[Collected data entries]
____

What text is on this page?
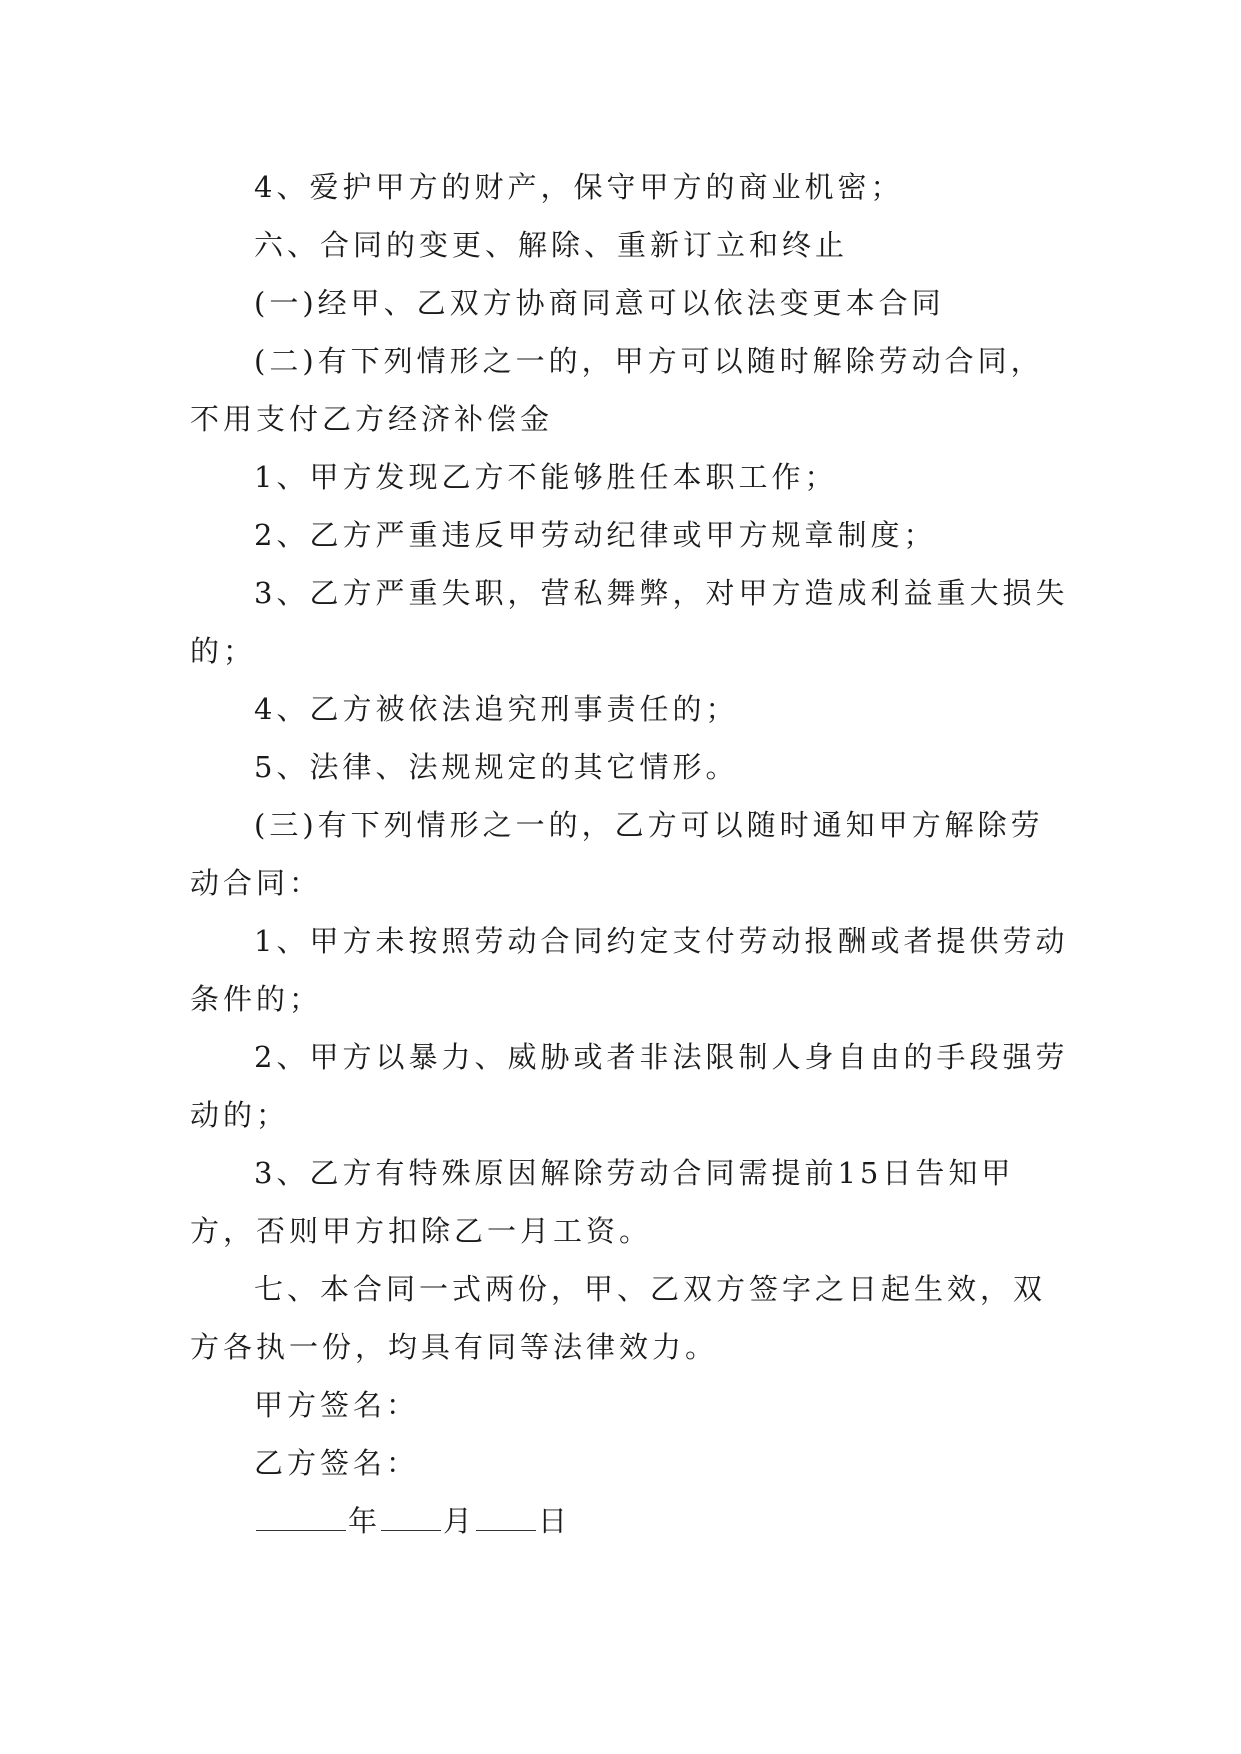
4、爱护甲方的财产，保守甲方的商业机密；

六、合同的变更、解除、重新订立和终止

(一)经甲、乙双方协商同意可以依法变更本合同

(二)有下列情形之一的，甲方可以随时解除劳动合同，不用支付乙方经济补偿金

1、甲方发现乙方不能够胜任本职工作；

2、乙方严重违反甲劳动纪律或甲方规章制度；

3、乙方严重失职，营私舞弊，对甲方造成利益重大损失的；

4、乙方被依法追究刑事责任的；

5、法律、法规规定的其它情形。

(三)有下列情形之一的，乙方可以随时通知甲方解除劳动合同：

1、甲方未按照劳动合同约定支付劳动报酬或者提供劳动条件的；

2、甲方以暴力、威胁或者非法限制人身自由的手段强劳动的；

3、乙方有特殊原因解除劳动合同需提前15日告知甲方，否则甲方扣除乙一月工资。

七、本合同一式两份，甲、乙双方签字之日起生效，双方各执一份，均具有同等法律效力。

甲方签名：

乙方签名：

年 月 日
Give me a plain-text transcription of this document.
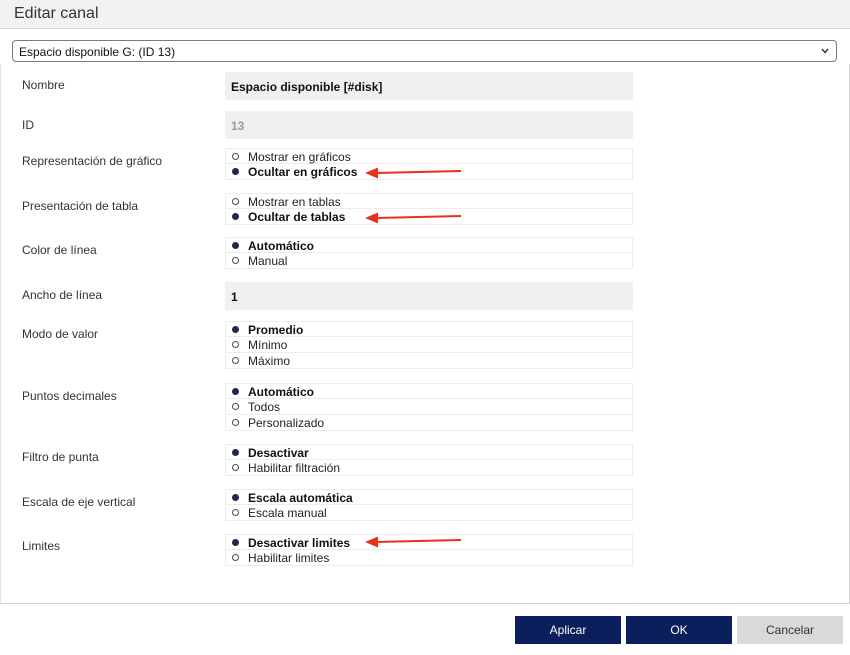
Editar canal
Espacio disponible G: (ID 13)
Nombre	Espacio disponible [#disk]
ID	13
Representación de gráfico	Mostrar en gráficos
Ocultar en gráficos
Presentación de tabla	Mostrar en tablas
Ocultar de tablas
Color de línea	Automático
Manual
Ancho de línea	1
Modo de valor	Promedio
Mínimo
Máximo
Puntos decimales	Automático
Todos
Personalizado
Filtro de punta	Desactivar
Habilitar filtración
Escala de eje vertical	Escala automática
Escala manual
Limites	Desactivar limites
Habilitar limites
Aplicar	OK	Cancelar
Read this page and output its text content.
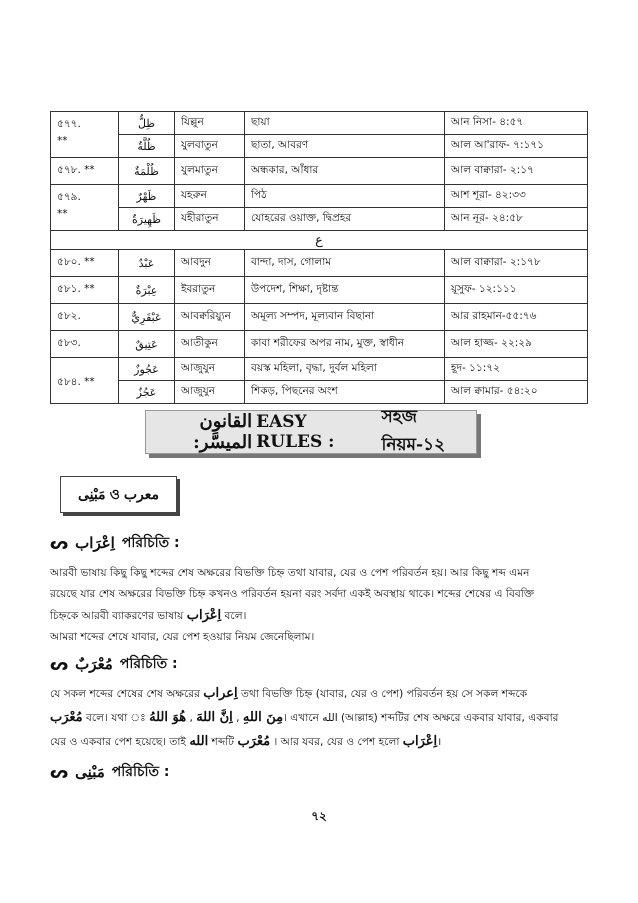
৫৭৭.
**	ظِلٌّ	যিল্লুন	ছায়া	আন নিসা- ৪:৫৭
	ظُلَّةٌ	যুলবাতুন	ছাতা, আবরণ	আল আ'রাফ- ৭:১৭১
৫৭৮. **	ظُلْمَةٌ	যুলমাতুন	অন্ধকার, আঁধার	আল বাক্বারা- ২:১৭
৫৭৯.
**	ظَهْرٌ	যহরুন	পিঠ	আশ শূরা- ৪২:৩৩
	ظَهِيرَةٌ	যহীরাতুন	যোহরের ওয়াক্ত, দ্বিপ্রহর	আন নূর- ২৪:৫৮
ع				
৫৮০. **	عَبْدٌ	আবদুন	বান্দা, দাস, গোলাম	আল বাক্বারা- ২:১৭৮
৫৮১. **	عِبْرَةٌ	ইবরাতুন	উপদেশ, শিক্ষা, দৃষ্টান্ত	য়ূসুফ- ১২:১১১
৫৮২.	عَبْقَرِيٌّ	আবক্বরিয়্যুন	অমূল্য সম্পদ, মূল্যবান বিছানা	আর রাহমান-৫৫:৭৬
৫৮৩.	عَتِيقٌ	আতীকুন	কাবা শরীফের অপর নাম, মুক্ত, স্বাধীন	আল হাজ্জ- ২২:২৯
৫৮৪. **	عَجُوزٌ	আজুযুন	বয়স্ক মহিলা, বৃদ্ধা, দুর্বল মহিলা	হূদ- ১১:৭২
	عَجُزٌ	আজুযুন	শিকড়, পিছনের অংশ	আল ক্বামার- ৫৪:২০
القانون الميسَّر:
EASY RULES :
সহজ নিয়ম-১২
مَبْنِى ও معرب
ᔕ اِعْرَاب পরিচিতি :
আরবী ভাষায় কিছু কিছু শব্দের শেষ অক্ষরের বিভক্তি চিহ্ন তথা যাবার, যের ও পেশ পরিবর্তন হয়। আর কিছু শব্দ এমন
রয়েছে যার শেষ অক্ষরের বিভক্তি চিহ্ন কখনও পরিবর্তন হয়না বরং সর্বদা একই অবস্থায় থাকে। শব্দের শেষের এ বিবক্তি
চিহ্নকে আরবী ব্যাকরণের ভাষায় اِعْرَاب বলে।
আমরা শব্দের শেষে যাবার, যের পেশ হওয়ার নিয়ম জেনেছিলাম।
ᔕ مُعْرَبٌ পরিচিতি :
যে সকল শব্দের শেষের শেষ অক্ষরের اِعراب তথা বিভক্তি চিহ্ন (যাবার, যের ও পেশ) পরিবর্তন হয় সে সকল শব্দকে
مُعْرَب বলে। যথা ঃ هُوَ اللهُ , اِنَّ اللهَ , مِنَ اللهِ। এখানে الله (আল্লাহ) শব্দটির শেষ অক্ষরে একবার যাবার, একবার
যের ও একবার পেশ হয়েছে। তাই الله শব্দটি مُعْرَب । আর যবর, যের ও পেশ হলো اِعْرَاب।
ᔕ مَبْنِى পরিচিতি :
৭২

____

What you will do -> Repeat the records above exactly, omitting every picture.

Full response ->
What text is on this page?
4、爱护甲方的财产，保守甲方的商业机密；

六、合同的变更、解除、重新订立和终止

(一)经甲、乙双方协商同意可以依法变更本合同

(二)有下列情形之一的，甲方可以随时解除劳动合同，不用支付乙方经济补偿金

1、甲方发现乙方不能够胜任本职工作；

2、乙方严重违反甲劳动纪律或甲方规章制度；

3、乙方严重失职，营私舞弊，对甲方造成利益重大损失的；

4、乙方被依法追究刑事责任的；

5、法律、法规规定的其它情形。

(三)有下列情形之一的，乙方可以随时通知甲方解除劳动合同：

1、甲方未按照劳动合同约定支付劳动报酬或者提供劳动条件的；

2、甲方以暴力、威胁或者非法限制人身自由的手段强劳动的；

3、乙方有特殊原因解除劳动合同需提前15日告知甲方，否则甲方扣除乙一月工资。

七、本合同一式两份，甲、乙双方签字之日起生效，双方各执一份，均具有同等法律效力。

甲方签名：

乙方签名：

年 月 日
Give me a plain-text transcription of this document.
Editar canal
Espacio disponible G: (ID 13)
Nombre	Espacio disponible [#disk]
ID	13
Representación de gráfico	Mostrar en gráficos
Ocultar en gráficos
Presentación de tabla	Mostrar en tablas
Ocultar de tablas
Color de línea	Automático
Manual
Ancho de línea	1
Modo de valor	Promedio
Mínimo
Máximo
Puntos decimales	Automático
Todos
Personalizado
Filtro de punta	Desactivar
Habilitar filtración
Escala de eje vertical	Escala automática
Escala manual
Limites	Desactivar limites
Habilitar limites
Aplicar	OK	Cancelar
Read this page and output its text content.
৫৭৭.
**	ظِلٌّ	যিল্লুন	ছায়া	আন নিসা- ৪:৫৭
	ظُلَّةٌ	যুলবাতুন	ছাতা, আবরণ	আল আ'রাফ- ৭:১৭১
৫৭৮. **	ظُلْمَةٌ	যুলমাতুন	অন্ধকার, আঁধার	আল বাক্বারা- ২:১৭
৫৭৯.
**	ظَهْرٌ	যহরুন	পিঠ	আশ শূরা- ৪২:৩৩
	ظَهِيرَةٌ	যহীরাতুন	যোহরের ওয়াক্ত, দ্বিপ্রহর	আন নূর- ২৪:৫৮
ع				
৫৮০. **	عَبْدٌ	আবদুন	বান্দা, দাস, গোলাম	আল বাক্বারা- ২:১৭৮
৫৮১. **	عِبْرَةٌ	ইবরাতুন	উপদেশ, শিক্ষা, দৃষ্টান্ত	য়ূসুফ- ১২:১১১
৫৮২.	عَبْقَرِيٌّ	আবক্বরিয়্যুন	অমূল্য সম্পদ, মূল্যবান বিছানা	আর রাহমান-৫৫:৭৬
৫৮৩.	عَتِيقٌ	আতীকুন	কাবা শরীফের অপর নাম, মুক্ত, স্বাধীন	আল হাজ্জ- ২২:২৯
৫৮৪. **	عَجُوزٌ	আজুযুন	বয়স্ক মহিলা, বৃদ্ধা, দুর্বল মহিলা	হূদ- ১১:৭২
	عَجُزٌ	আজুযুন	শিকড়, পিছনের অংশ	আল ক্বামার- ৫৪:২০
القانون الميسَّر:
EASY RULES :
সহজ নিয়ম-১২
مَبْنِى ও معرب
ᔕ اِعْرَاب পরিচিতি :
আরবী ভাষায় কিছু কিছু শব্দের শেষ অক্ষরের বিভক্তি চিহ্ন তথা যাবার, যের ও পেশ পরিবর্তন হয়। আর কিছু শব্দ এমন
রয়েছে যার শেষ অক্ষরের বিভক্তি চিহ্ন কখনও পরিবর্তন হয়না বরং সর্বদা একই অবস্থায় থাকে। শব্দের শেষের এ বিবক্তি
চিহ্নকে আরবী ব্যাকরণের ভাষায় اِعْرَاب বলে।
আমরা শব্দের শেষে যাবার, যের পেশ হওয়ার নিয়ম জেনেছিলাম।
ᔕ مُعْرَبٌ পরিচিতি :
যে সকল শব্দের শেষের শেষ অক্ষরের اِعراب তথা বিভক্তি চিহ্ন (যাবার, যের ও পেশ) পরিবর্তন হয় সে সকল শব্দকে
مُعْرَب বলে। যথা ঃ هُوَ اللهُ , اِنَّ اللهَ , مِنَ اللهِ। এখানে الله (আল্লাহ) শব্দটির শেষ অক্ষরে একবার যাবার, একবার
যের ও একবার পেশ হয়েছে। তাই الله শব্দটি مُعْرَب । আর যবর, যের ও পেশ হলো اِعْرَاب।
ᔕ مَبْنِى পরিচিতি :
৭২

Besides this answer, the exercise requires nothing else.